Below is a listing. Gather each line of it that contains "klein".

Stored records
^^^^^^^^^^^^^^^^
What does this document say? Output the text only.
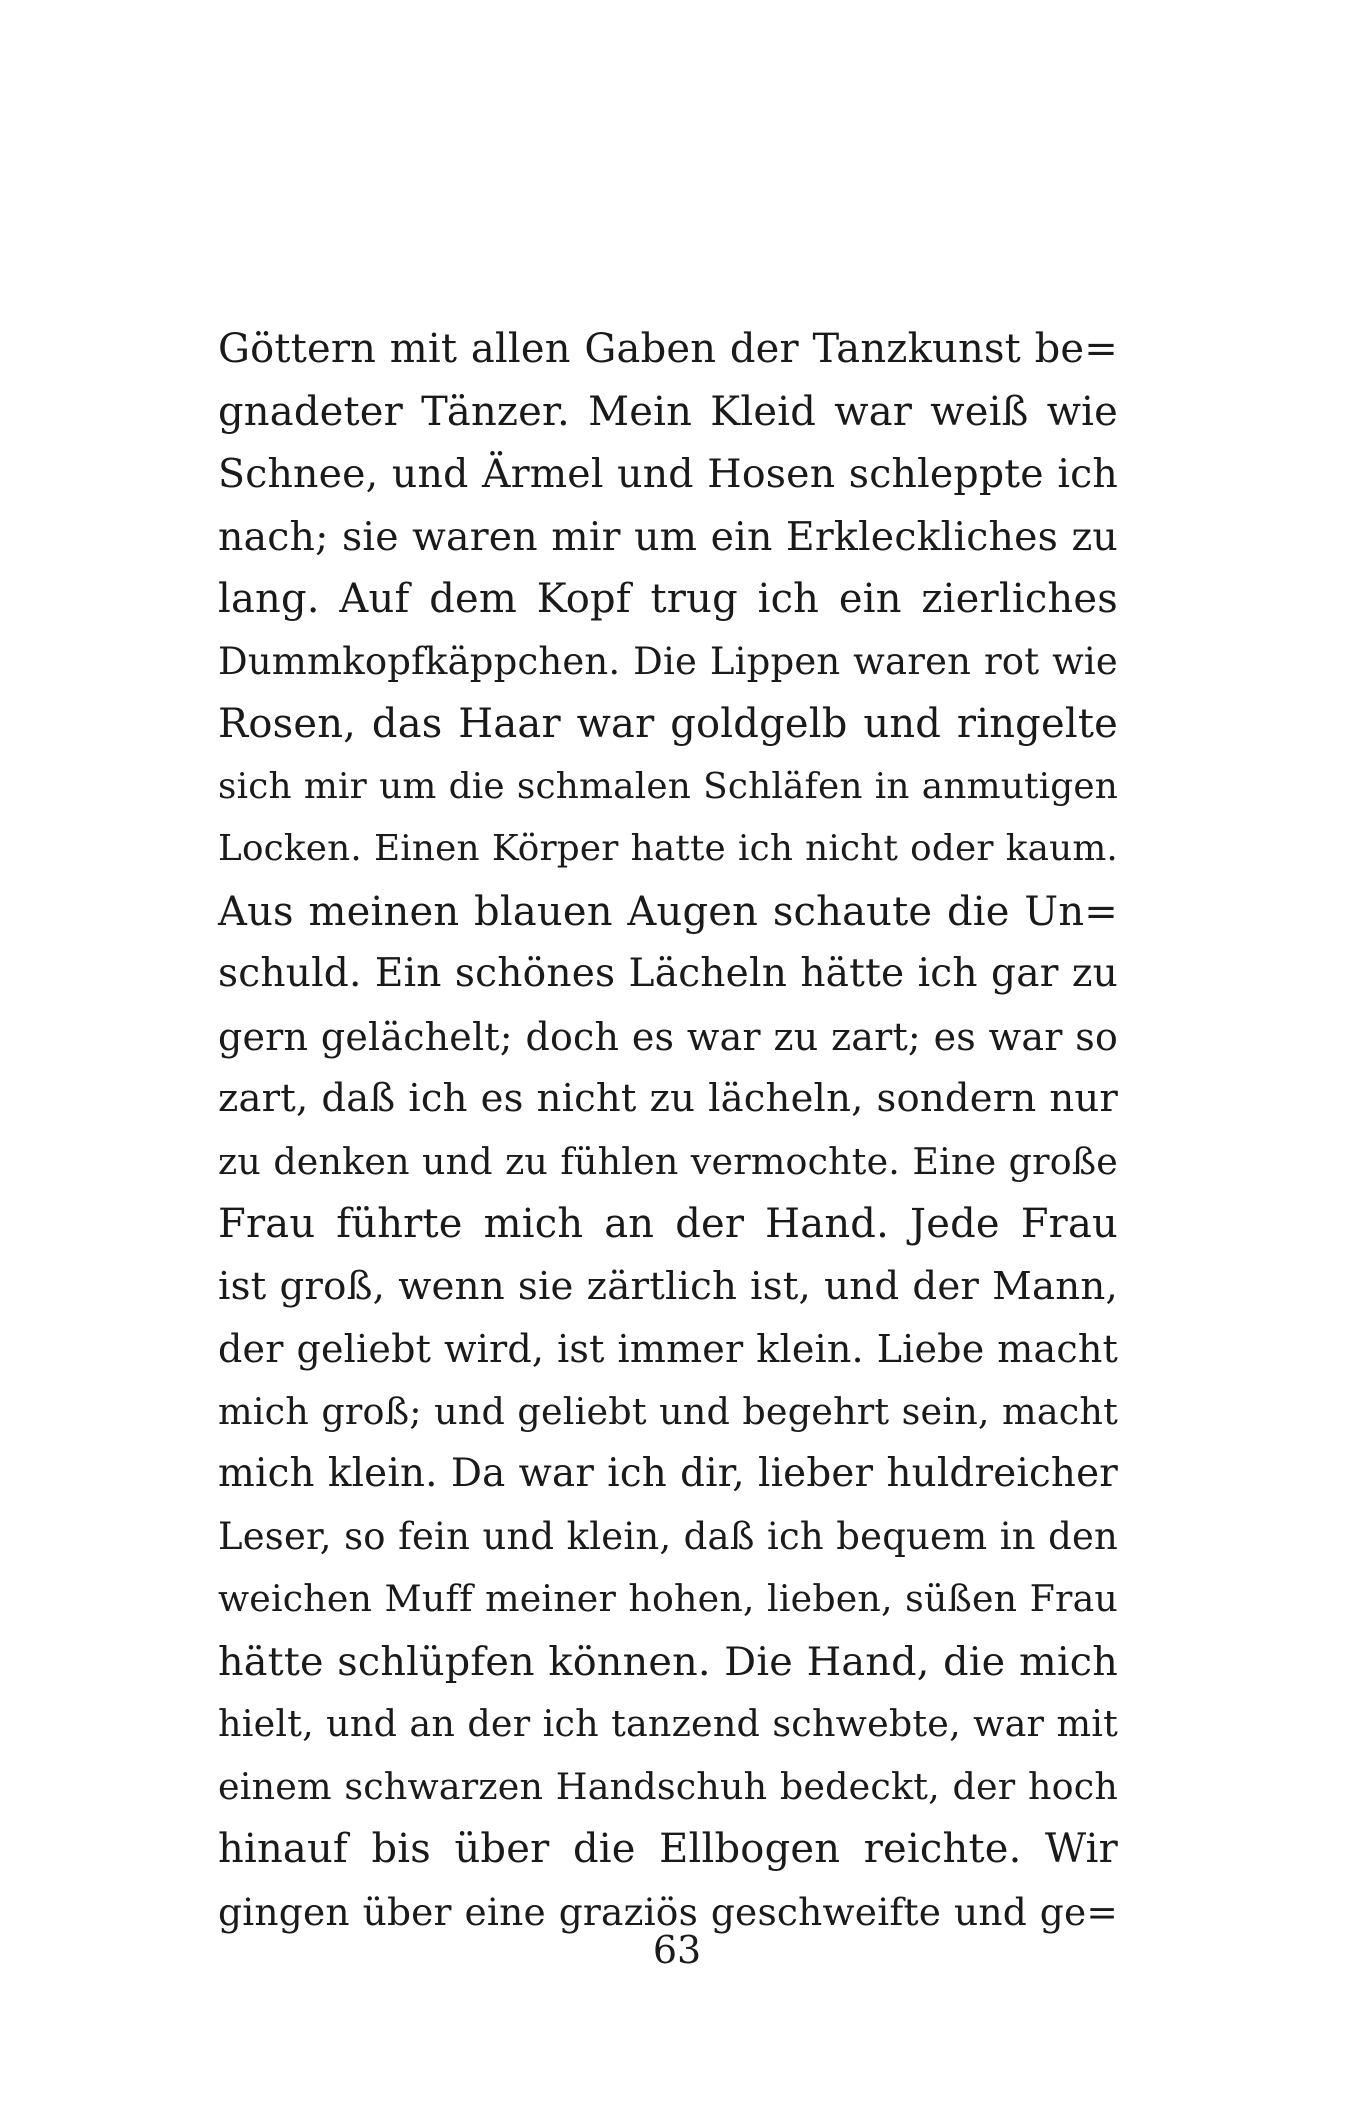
Göttern mit allen Gaben der Tanzkunst be=
gnadeter Tänzer. Mein Kleid war weiß wie
Schnee, und Ärmel und Hosen schleppte ich
nach; sie waren mir um ein Erkleckliches zu
lang. Auf dem Kopf trug ich ein zierliches
Dummkopfkäppchen. Die Lippen waren rot wie
Rosen, das Haar war goldgelb und ringelte
sich mir um die schmalen Schläfen in anmutigen
Locken. Einen Körper hatte ich nicht oder kaum.
Aus meinen blauen Augen schaute die Un=
schuld. Ein schönes Lächeln hätte ich gar zu
gern gelächelt; doch es war zu zart; es war so
zart, daß ich es nicht zu lächeln, sondern nur
zu denken und zu fühlen vermochte. Eine große
Frau führte mich an der Hand. Jede Frau
ist groß, wenn sie zärtlich ist, und der Mann,
der geliebt wird, ist immer klein. Liebe macht
mich groß; und geliebt und begehrt sein, macht
mich klein. Da war ich dir, lieber huldreicher
Leser, so fein und klein, daß ich bequem in den
weichen Muff meiner hohen, lieben, süßen Frau
hätte schlüpfen können. Die Hand, die mich
hielt, und an der ich tanzend schwebte, war mit
einem schwarzen Handschuh bedeckt, der hoch
hinauf bis über die Ellbogen reichte. Wir
gingen über eine graziös geschweifte und ge=
63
^^^^^^^^^^^^^^^^
| THE COMPLETED TASK |
der geliebt wird, ist immer klein. Liebe macht
mich klein. Da war ich dir, lieber huldreicher
Leser, so fein und klein, daß ich bequem in den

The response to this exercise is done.